▸ **Data items**

┄┄┄┄┄┄┄┄┄┄

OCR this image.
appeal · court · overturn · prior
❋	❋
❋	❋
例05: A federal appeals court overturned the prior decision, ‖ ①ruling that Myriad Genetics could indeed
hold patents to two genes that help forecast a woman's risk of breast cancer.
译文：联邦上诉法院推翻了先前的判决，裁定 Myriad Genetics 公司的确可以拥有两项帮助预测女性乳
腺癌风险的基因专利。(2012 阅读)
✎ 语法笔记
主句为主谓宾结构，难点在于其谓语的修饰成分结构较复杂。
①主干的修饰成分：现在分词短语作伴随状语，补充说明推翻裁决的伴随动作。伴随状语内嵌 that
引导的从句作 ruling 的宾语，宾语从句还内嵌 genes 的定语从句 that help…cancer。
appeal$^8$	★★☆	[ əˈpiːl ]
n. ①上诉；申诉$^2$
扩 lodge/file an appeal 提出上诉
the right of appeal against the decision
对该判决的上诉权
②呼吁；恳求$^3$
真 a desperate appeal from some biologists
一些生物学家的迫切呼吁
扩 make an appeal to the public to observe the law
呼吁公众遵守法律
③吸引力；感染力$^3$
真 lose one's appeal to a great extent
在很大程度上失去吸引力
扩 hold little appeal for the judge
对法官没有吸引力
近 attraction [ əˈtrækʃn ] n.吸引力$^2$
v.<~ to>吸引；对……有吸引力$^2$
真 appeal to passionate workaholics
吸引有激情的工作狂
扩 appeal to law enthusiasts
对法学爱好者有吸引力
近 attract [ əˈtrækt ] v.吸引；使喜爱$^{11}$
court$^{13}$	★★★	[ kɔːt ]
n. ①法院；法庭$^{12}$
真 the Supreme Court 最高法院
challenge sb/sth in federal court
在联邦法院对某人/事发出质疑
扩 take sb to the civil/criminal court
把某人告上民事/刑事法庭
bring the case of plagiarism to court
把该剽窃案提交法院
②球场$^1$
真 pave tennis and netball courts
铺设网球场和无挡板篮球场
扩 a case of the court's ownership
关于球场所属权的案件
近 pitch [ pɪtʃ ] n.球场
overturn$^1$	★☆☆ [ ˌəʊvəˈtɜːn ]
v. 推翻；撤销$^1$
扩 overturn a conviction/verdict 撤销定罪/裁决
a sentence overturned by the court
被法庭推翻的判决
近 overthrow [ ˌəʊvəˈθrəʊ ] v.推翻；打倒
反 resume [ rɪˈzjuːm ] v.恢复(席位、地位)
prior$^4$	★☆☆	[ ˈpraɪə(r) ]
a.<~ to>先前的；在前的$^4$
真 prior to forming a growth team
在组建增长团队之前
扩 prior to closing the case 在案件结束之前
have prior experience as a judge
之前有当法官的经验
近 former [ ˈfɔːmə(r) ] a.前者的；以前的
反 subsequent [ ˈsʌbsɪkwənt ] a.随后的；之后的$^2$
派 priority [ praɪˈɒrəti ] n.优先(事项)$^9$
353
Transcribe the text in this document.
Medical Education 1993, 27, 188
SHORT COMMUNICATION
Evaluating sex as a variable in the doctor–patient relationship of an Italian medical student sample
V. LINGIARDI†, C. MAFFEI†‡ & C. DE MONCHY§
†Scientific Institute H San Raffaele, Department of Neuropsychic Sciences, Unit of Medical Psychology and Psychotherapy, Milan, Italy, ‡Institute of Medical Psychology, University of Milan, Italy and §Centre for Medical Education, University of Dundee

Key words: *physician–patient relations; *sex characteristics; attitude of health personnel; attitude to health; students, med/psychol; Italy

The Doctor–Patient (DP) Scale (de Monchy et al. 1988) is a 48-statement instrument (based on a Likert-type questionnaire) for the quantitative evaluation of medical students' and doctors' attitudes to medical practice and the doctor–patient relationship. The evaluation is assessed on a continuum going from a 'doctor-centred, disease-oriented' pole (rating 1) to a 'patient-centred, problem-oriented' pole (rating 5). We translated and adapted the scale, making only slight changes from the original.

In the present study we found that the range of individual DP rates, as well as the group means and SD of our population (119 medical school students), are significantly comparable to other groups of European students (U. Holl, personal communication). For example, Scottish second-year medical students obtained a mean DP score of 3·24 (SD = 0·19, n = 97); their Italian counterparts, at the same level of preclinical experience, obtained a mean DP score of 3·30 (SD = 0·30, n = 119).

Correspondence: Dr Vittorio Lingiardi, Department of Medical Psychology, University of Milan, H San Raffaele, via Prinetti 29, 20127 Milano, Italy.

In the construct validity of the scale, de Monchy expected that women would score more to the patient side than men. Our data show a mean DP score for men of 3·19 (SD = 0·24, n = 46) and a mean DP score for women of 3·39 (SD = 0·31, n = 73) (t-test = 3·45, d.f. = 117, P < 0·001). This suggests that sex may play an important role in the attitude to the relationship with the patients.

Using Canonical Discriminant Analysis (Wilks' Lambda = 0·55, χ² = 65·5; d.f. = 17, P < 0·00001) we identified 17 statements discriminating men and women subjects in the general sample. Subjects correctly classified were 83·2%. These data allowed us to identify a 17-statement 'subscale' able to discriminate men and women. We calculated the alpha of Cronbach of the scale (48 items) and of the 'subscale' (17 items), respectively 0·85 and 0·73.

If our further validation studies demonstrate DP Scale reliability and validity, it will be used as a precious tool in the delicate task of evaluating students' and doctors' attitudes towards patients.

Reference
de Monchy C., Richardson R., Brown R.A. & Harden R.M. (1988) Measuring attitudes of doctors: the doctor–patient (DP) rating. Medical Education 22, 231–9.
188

┄┄┄┄┄┄┄┄┄┄

▸ **WHAT TO WORK ON**
Your response should be the lines of the entries above that include the string "federal".

▸ **WRITTEN SOLUTION**
例05: A federal appeals court overturned the prior decision, ‖ ①ruling that Myriad Genetics could indeed
challenge sb/sth in federal court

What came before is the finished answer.